Dataset entries:
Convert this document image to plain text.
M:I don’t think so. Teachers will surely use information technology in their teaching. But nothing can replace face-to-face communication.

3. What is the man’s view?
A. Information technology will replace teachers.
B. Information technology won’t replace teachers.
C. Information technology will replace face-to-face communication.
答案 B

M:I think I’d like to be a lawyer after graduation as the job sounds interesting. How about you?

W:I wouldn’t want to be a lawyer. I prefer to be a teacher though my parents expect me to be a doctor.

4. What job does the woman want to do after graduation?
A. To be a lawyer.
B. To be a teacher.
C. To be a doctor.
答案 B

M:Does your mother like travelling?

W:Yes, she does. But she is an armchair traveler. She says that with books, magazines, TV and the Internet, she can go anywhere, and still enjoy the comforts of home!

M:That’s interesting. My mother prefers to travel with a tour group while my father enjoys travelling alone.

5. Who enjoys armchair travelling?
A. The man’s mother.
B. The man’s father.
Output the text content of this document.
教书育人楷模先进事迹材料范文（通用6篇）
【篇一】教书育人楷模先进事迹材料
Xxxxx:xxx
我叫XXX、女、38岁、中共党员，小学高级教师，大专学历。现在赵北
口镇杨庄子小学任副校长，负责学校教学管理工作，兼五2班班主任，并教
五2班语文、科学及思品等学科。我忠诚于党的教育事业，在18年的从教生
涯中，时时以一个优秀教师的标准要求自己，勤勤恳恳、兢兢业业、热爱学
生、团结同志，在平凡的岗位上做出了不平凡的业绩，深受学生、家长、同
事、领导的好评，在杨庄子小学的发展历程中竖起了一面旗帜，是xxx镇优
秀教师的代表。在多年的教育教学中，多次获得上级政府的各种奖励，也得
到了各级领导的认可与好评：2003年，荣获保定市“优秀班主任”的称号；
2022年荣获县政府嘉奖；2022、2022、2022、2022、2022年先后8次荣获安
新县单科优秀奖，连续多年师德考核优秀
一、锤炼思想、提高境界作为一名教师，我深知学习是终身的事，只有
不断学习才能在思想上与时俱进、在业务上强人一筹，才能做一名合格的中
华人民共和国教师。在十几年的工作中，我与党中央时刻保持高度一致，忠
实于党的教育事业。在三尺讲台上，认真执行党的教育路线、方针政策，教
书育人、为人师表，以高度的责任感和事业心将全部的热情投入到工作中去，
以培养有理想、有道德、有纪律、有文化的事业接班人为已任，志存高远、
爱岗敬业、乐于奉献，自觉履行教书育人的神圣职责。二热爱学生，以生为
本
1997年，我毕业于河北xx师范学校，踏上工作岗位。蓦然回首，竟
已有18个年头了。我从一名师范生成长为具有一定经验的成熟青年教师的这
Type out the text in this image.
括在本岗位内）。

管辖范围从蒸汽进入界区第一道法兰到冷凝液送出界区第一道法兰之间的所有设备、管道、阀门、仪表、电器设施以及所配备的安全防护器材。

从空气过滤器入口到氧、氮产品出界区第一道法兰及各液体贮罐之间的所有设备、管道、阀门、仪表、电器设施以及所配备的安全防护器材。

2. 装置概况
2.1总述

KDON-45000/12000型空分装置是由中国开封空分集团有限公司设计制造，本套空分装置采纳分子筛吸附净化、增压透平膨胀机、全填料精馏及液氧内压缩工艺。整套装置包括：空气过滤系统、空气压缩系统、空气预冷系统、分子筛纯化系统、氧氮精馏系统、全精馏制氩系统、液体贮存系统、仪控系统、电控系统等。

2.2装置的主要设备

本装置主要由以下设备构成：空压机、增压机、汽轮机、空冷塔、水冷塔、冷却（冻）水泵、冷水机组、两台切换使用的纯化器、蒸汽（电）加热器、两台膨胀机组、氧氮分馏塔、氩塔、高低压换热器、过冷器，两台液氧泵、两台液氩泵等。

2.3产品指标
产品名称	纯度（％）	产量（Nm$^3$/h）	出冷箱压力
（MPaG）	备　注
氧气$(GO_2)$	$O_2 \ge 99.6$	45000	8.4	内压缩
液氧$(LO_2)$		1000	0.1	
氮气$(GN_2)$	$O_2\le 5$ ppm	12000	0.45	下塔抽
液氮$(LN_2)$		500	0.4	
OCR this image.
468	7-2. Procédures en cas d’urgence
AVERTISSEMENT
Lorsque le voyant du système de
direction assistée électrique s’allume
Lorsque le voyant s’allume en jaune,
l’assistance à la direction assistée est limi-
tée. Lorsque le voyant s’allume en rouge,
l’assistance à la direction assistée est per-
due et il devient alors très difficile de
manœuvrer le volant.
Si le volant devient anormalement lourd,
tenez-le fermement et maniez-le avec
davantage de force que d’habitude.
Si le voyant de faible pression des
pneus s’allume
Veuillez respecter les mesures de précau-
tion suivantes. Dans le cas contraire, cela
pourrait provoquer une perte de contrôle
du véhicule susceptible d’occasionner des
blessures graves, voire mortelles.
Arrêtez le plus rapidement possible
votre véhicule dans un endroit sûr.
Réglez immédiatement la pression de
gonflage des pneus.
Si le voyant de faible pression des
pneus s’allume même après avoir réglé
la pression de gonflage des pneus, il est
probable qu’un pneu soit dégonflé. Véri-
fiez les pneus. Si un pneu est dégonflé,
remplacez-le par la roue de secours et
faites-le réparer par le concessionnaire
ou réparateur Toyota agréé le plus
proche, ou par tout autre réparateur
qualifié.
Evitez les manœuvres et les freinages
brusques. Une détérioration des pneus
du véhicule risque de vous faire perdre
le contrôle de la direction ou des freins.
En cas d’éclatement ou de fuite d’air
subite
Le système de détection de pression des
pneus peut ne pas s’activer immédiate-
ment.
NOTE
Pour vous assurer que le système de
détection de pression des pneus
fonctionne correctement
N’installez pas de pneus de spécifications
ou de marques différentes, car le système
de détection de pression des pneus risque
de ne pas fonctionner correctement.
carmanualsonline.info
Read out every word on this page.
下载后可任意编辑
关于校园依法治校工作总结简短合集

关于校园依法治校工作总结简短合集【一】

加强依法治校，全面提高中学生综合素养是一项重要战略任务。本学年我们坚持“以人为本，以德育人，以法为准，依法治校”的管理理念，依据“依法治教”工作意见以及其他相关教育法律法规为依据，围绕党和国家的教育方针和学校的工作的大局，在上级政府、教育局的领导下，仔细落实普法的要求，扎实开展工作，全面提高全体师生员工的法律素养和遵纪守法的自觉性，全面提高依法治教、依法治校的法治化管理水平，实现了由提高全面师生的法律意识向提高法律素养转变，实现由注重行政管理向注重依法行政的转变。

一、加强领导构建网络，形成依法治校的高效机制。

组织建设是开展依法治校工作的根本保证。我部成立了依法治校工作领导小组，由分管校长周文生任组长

> YOUR TASK
Tally how many lines of the data include the word "replace". Write the number and nothing else.

> FINAL RESULT
4